§ EXTRACT PROVIDED:
- - -

Sunday, October 7, 2012

The Team of Mozart & da Ponte

First Figaro Playbill
Lorenzo da Ponte
Common myth says that Mozart completed the entire score for his comic opera Le Nozze di Figaro (The Marriage of Figaro), in a matter of only a few weeks, but in reality, it was a matter of a few months. He began work on the score at the same time that his librettist, Lorenzo da Ponte, started writing the libretto, in October of 1785. It was one of the first times in recorded history that the librettist and the composer worked together to construct the libretto and the score to compliment one another, rather than the traditional way of doing it, which was for the librettist to write the text first, and the composer then, to construct the music around it. In the manner in which Mozart and da Ponte did it, the text and the music were a unified piece in which neither were compromised. It could be said that Mozart and da Ponte became the first in a long line of musical stage teams which throughout history have brought us such geniuses as Gilbert & Sullivan, Lerner & Lowe, Hammerstein & Kern, and Rogers & Hammerstein.

Stephen Storace
Without the team of Mozart & da Ponte we may never have had what we now know as the Broadway Musical, for it was Mozart's English pupil, Stephen Storace (older brother of Nancy Storace), who brought the Italian comic opera along with the German Singspieler back to England and developed the form into what became the English operetta. It was from this that our modern Broadway Musical sprang.

The following excerpt is taken from So Faithful a Heart: The Love Story of Nancy Storace & Wolfgang Mozart, which is the first book in the So Faithful a Heart series.


Everything started out badly. As soon as he awakened, Mozart knew it wasn’t going to be a good day. He was glad that he had appointments that would take him away from the apartment. Constanze had spent the entire night up and down with Karl, who was teething and who spent the most of the night screaming in pain. She’d tried everything—rubbing his gums with brandy, giving him chicken bones to gnaw on, and rocking him, but nothing seemed to soothe or settle him. She finally brought him into bed and laid him on her breast, where at last they both fell into an exhausted slumber, moments before dawn. Only an hour later, as Mozart attempted to get out of bed without waking them, he caught his knee in his nightshirt and slipped, falling upon the mattress and startling both Constanze and the baby, who began to cry all over again.

- - -

§ ENTRIES SUPPLIED:
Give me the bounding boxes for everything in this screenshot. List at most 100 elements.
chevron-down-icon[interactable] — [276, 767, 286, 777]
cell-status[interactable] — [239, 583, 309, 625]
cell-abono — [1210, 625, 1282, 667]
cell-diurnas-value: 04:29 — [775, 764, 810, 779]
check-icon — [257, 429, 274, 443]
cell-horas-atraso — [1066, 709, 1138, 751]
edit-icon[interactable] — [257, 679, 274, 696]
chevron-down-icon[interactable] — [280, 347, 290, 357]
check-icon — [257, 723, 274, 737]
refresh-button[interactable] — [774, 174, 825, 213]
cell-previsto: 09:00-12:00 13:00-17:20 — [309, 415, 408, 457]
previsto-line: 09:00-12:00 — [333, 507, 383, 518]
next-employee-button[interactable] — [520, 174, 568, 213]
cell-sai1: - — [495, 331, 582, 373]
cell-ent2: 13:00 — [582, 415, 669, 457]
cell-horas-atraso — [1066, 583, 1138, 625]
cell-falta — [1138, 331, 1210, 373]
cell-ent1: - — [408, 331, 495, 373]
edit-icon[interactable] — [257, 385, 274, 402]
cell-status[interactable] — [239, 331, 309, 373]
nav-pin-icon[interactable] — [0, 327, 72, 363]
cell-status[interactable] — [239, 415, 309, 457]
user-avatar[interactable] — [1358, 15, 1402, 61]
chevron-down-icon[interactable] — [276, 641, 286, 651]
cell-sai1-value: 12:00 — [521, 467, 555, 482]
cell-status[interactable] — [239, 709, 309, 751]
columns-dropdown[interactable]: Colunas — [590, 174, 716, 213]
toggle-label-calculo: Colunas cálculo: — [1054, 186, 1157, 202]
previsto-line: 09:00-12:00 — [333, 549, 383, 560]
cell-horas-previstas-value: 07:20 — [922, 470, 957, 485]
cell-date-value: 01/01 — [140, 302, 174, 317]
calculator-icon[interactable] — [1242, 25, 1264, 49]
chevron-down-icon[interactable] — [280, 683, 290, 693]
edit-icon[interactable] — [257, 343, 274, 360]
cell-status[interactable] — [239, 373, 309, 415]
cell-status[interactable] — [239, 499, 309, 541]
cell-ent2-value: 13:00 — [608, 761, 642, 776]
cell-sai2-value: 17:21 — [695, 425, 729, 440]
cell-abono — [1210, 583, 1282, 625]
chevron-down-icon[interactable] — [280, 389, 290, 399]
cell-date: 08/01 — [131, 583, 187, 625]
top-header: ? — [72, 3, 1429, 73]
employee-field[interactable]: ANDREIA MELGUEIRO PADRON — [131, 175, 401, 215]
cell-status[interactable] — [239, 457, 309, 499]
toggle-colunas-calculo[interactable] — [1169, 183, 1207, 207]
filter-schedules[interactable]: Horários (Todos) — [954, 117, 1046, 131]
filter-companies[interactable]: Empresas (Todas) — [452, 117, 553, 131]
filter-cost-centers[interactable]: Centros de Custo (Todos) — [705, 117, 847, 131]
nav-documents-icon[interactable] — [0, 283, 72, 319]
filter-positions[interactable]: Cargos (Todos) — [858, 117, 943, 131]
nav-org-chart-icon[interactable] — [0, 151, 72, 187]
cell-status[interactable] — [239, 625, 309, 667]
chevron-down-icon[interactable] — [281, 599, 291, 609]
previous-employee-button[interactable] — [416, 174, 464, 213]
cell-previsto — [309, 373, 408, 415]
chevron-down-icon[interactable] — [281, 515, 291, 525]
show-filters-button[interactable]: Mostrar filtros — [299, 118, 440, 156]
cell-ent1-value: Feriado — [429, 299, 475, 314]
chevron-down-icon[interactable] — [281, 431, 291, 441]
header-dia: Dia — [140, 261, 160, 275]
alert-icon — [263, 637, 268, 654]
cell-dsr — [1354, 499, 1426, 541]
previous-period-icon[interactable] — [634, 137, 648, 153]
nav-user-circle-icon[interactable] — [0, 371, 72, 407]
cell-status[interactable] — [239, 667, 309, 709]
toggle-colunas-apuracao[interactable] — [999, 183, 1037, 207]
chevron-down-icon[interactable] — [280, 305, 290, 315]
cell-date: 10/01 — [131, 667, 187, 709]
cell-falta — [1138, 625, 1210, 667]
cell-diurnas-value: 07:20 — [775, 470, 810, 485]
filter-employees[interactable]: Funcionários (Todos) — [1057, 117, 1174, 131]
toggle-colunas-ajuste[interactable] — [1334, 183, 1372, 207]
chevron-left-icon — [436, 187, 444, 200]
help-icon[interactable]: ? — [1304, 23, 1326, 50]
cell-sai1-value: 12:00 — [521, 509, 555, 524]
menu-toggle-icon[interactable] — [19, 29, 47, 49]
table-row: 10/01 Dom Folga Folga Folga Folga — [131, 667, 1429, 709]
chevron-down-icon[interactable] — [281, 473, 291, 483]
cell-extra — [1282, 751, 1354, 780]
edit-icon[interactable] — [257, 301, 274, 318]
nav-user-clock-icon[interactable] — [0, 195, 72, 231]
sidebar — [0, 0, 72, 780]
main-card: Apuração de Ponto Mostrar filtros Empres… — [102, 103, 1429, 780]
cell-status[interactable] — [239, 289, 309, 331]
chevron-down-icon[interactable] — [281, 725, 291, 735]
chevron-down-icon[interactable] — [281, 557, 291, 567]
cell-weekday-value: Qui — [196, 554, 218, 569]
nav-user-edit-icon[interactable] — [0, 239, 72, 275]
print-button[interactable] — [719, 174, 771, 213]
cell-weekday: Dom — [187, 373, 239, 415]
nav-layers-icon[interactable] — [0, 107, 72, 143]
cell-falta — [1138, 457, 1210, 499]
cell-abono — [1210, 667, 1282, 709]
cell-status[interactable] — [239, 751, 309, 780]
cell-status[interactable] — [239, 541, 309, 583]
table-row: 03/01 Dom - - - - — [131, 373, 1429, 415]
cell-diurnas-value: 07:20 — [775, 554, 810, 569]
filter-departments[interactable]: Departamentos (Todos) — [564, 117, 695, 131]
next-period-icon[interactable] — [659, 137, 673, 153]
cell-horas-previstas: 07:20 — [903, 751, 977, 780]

- - -

§ STATED PROBLEM: Continue the post on Mozart and da Ponte, picking up the novel excerpt right after its last sentence.

§ TASK ANSWER:
“You clumsy man!” she barked. “Why can’t you be more careful? I just got him to sleep,” she moaned as she sat wearily up in the bed, holding the screaming child to her shoulder and rocking.
“I’m sorry. I tried to be careful, I really did,” he pleaded.
She turned to her husband and snapped, “Just get dressed and find a place for yourself out of my sight!”

Grumbling, he threw on his banyan to await the arrival of his valet, who always shaved and dressed him, and styled his hair. He made his way into the music salon where he prepared his morning coffee, and by the time he was ready to sit down with his first cup, Primus arrived to begin Mozart’s toilette.

It was mid October and he was in the throes of composing one of the most challenging, and exciting works he had ever attempted. He had finally settled on Figaro the month before and he and Da Ponte had an appointment to meet at the tavern to discuss the first act and to work out some of the complicated staging that needed to be written in the libretto to support the action. It was the first time ever that a composer worked so closely with his librettist in the process of the actual writing, so that the action and the music would fit together seamlessly and flawlessly with the text.

Mozart was full of impatient, kinetic energy, and Primus had to chase him all over the apartment to finish dressing him. As he flitted from room to room, he searched for notes—ideas that he’d written on little bits of parchment and left lying in the place where the particular inspiration came to him. At one point, he accidentally stepped on one of the baby’s wooden pull toys that lay on the floor. He cried out in agony as he grabbed his foot with one hand, hopping about on one leg.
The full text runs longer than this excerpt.